● EXERCISE TASK
Scan the material for the word "čekanja", and copy each line where it shows up.

● SUPPLIED INFORMATION

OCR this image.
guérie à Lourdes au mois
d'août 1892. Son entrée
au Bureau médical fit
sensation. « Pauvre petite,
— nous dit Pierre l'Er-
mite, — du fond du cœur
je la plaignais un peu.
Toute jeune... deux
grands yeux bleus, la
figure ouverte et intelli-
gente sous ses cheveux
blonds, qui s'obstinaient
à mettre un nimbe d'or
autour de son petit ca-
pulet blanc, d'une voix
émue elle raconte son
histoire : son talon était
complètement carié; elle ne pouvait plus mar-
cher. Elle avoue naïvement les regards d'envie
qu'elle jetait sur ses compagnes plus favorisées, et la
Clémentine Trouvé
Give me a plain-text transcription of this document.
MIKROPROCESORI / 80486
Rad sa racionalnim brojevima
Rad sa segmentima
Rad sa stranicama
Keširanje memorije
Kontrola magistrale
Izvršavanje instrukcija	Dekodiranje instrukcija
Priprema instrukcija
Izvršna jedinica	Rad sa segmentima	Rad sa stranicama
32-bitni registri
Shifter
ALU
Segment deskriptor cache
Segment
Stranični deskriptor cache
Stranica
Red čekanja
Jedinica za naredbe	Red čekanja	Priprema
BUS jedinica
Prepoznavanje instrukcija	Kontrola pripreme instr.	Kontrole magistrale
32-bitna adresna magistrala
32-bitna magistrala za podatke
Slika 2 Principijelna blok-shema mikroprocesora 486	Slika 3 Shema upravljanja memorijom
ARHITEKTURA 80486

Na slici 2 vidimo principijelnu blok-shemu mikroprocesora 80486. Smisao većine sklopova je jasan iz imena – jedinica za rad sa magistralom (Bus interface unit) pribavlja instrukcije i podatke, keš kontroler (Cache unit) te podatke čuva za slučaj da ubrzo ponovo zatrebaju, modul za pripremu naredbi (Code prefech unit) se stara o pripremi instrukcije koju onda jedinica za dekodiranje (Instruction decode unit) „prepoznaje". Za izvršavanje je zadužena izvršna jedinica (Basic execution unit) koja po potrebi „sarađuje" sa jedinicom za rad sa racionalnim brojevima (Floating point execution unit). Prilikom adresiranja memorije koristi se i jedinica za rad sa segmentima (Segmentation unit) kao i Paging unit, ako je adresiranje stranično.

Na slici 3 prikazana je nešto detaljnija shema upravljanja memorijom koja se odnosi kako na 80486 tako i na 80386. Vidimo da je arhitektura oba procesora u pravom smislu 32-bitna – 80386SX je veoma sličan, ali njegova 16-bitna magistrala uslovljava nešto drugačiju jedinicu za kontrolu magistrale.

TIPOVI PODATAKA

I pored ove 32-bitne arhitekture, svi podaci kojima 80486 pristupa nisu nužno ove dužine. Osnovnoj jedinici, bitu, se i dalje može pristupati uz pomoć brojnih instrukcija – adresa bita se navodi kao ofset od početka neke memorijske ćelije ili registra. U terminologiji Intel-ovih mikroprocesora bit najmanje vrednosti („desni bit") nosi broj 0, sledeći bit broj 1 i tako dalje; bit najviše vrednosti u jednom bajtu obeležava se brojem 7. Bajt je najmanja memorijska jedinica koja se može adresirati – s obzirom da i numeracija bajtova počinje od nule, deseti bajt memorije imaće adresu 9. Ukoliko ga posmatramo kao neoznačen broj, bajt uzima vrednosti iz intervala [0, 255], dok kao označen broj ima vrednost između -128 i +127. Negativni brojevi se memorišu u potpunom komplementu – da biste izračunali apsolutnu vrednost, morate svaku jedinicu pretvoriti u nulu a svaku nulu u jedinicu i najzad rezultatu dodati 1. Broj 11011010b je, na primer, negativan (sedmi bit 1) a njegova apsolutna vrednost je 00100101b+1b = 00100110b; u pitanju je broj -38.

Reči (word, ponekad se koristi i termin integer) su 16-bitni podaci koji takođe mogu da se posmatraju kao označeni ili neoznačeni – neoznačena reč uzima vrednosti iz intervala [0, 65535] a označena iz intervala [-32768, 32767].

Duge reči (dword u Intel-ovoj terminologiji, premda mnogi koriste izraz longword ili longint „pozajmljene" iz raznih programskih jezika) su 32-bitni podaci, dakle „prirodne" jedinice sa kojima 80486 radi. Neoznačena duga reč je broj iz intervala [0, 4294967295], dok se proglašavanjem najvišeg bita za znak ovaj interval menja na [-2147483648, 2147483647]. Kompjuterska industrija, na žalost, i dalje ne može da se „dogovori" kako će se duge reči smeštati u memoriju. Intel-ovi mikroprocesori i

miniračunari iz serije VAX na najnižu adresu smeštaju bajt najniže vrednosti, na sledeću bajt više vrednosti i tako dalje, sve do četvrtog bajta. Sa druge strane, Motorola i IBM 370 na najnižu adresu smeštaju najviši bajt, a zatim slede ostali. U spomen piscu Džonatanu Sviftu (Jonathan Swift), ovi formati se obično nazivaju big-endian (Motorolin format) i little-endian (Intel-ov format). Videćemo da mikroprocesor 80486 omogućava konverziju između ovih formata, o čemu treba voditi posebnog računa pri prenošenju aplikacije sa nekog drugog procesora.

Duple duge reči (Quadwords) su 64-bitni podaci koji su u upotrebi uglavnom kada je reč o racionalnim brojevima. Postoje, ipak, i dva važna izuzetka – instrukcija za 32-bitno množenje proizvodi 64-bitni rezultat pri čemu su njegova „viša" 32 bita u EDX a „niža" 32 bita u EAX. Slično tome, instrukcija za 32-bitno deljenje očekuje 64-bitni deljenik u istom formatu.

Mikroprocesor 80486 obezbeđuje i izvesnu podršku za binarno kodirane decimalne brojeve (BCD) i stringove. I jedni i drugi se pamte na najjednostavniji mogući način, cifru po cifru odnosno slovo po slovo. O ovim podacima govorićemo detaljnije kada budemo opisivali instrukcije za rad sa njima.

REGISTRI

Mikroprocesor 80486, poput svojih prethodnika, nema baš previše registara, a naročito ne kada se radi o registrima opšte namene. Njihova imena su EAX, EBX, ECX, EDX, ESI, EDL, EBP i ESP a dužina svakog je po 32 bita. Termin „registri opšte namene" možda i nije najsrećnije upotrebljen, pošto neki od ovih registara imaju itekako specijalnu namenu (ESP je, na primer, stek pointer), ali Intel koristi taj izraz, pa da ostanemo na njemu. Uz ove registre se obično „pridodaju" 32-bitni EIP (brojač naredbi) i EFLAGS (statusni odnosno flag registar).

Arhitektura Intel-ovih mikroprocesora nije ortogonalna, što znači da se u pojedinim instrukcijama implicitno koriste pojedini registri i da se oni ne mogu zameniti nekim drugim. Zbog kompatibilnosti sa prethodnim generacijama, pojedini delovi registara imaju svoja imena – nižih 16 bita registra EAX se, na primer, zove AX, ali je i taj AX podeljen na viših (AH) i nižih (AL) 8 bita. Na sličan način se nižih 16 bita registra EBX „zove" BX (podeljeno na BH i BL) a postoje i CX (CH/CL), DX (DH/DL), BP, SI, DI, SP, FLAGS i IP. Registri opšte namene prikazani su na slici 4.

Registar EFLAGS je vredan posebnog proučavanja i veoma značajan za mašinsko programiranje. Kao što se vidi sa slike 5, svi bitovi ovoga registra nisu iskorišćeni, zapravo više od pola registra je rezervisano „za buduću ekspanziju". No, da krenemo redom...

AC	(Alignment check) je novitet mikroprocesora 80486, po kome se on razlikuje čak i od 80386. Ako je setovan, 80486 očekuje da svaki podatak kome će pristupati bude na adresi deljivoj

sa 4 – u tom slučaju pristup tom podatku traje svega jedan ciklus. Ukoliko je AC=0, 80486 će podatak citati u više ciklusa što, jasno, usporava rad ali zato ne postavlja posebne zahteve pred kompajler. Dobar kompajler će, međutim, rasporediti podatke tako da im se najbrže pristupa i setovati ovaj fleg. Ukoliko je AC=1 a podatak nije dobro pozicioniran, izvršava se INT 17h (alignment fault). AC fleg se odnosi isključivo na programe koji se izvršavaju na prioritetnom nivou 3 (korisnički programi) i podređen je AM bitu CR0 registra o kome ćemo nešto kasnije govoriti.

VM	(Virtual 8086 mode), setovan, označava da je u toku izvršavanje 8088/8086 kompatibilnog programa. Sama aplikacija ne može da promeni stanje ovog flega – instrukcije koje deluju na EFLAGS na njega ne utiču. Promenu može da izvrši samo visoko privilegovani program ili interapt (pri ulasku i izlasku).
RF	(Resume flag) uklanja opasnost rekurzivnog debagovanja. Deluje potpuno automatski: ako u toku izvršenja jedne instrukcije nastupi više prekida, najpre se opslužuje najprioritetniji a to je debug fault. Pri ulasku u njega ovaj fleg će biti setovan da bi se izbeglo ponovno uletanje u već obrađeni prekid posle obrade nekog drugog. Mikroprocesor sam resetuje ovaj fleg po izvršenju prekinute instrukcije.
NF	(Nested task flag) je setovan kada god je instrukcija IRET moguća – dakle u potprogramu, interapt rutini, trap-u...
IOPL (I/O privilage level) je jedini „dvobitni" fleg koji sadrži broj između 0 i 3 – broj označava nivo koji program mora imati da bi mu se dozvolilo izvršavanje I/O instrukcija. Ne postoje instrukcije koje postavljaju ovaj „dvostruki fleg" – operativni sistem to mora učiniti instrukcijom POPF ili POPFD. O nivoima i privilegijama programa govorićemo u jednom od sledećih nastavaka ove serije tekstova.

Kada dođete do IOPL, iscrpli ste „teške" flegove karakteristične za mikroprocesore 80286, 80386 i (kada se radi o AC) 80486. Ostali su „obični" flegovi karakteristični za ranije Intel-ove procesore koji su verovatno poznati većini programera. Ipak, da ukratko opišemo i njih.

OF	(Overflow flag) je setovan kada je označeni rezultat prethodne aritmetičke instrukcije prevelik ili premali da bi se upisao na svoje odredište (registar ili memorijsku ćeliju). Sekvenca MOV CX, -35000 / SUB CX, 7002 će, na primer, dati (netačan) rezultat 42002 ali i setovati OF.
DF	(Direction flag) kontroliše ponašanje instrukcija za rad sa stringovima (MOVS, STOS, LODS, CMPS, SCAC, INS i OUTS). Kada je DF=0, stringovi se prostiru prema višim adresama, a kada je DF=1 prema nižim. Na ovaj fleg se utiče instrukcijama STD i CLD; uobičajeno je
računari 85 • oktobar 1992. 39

● WRITTEN SOLUTION
Red čekanja
Jedinica za naredbe	Red čekanja	Priprema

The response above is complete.